Given exercise: Copy every line of the data that includes the string "Isotherm".

Entries supplied:
________________________

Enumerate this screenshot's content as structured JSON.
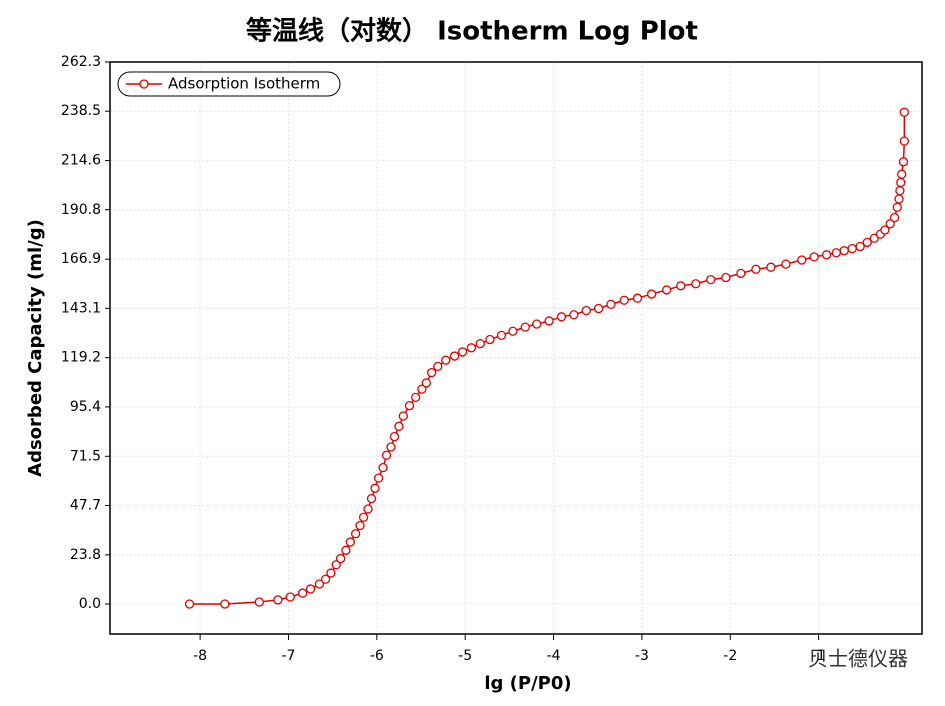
{
  "chart_data": {
    "type": "line",
    "title": "等温线（对数） Isotherm Log Plot",
    "x_label": "lg (P/P0)",
    "y_label": "Adsorbed Capacity (ml/g)",
    "watermark": "贝士德仪器",
    "xlim": [
      -9.02,
      0.17
    ],
    "ylim": [
      -14.5,
      262.3
    ],
    "xticks": [
      -8,
      -7,
      -6,
      -5,
      -4,
      -3,
      -2,
      -1
    ],
    "yticks": [
      {
        "value": 0,
        "label": "0.0"
      },
      23.8,
      47.7,
      71.5,
      95.4,
      119.2,
      143.1,
      166.9,
      190.8,
      214.6,
      238.5,
      262.3
    ],
    "grid": true,
    "legend": "upper left",
    "series": [
      {
        "name": "Adsorption Isotherm",
        "color": "#e00000",
        "x": [
          -8.12,
          -7.72,
          -7.33,
          -7.12,
          -6.98,
          -6.84,
          -6.75,
          -6.65,
          -6.58,
          -6.52,
          -6.46,
          -6.41,
          -6.35,
          -6.3,
          -6.24,
          -6.19,
          -6.15,
          -6.1,
          -6.06,
          -6.02,
          -5.98,
          -5.93,
          -5.89,
          -5.84,
          -5.8,
          -5.75,
          -5.7,
          -5.63,
          -5.56,
          -5.49,
          -5.44,
          -5.38,
          -5.31,
          -5.22,
          -5.12,
          -5.03,
          -4.93,
          -4.83,
          -4.72,
          -4.59,
          -4.46,
          -4.32,
          -4.19,
          -4.05,
          -3.91,
          -3.77,
          -3.63,
          -3.49,
          -3.35,
          -3.2,
          -3.05,
          -2.89,
          -2.72,
          -2.56,
          -2.39,
          -2.22,
          -2.05,
          -1.88,
          -1.71,
          -1.54,
          -1.37,
          -1.19,
          -1.05,
          -0.91,
          -0.8,
          -0.71,
          -0.62,
          -0.53,
          -0.45,
          -0.37,
          -0.3,
          -0.25,
          -0.19,
          -0.14,
          -0.11,
          -0.09,
          -0.08,
          -0.07,
          -0.06,
          -0.04,
          -0.03,
          -0.03
        ],
        "values": [
          0,
          0,
          1,
          2,
          3.4,
          5.3,
          7.3,
          9.7,
          12,
          15,
          19,
          22,
          26,
          30,
          34,
          38,
          42,
          46,
          51,
          56,
          61,
          66,
          72,
          76,
          81,
          86,
          91,
          96,
          100,
          104,
          107,
          112,
          115,
          118,
          120,
          122,
          124,
          126,
          128,
          130,
          132,
          134,
          135.5,
          137,
          139,
          140,
          142,
          143,
          145,
          147,
          148,
          150,
          152,
          154,
          155,
          157,
          158,
          160,
          162,
          163,
          164.5,
          166.5,
          168,
          169,
          170,
          171,
          172,
          173,
          175,
          177,
          179,
          181,
          184,
          187,
          192,
          196,
          200,
          204,
          208,
          214,
          224,
          238
        ]
      }
    ]
  }
}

________________________

Expected answer:
    "title": "等温线（对数） Isotherm Log Plot",
        "name": "Adsorption Isotherm",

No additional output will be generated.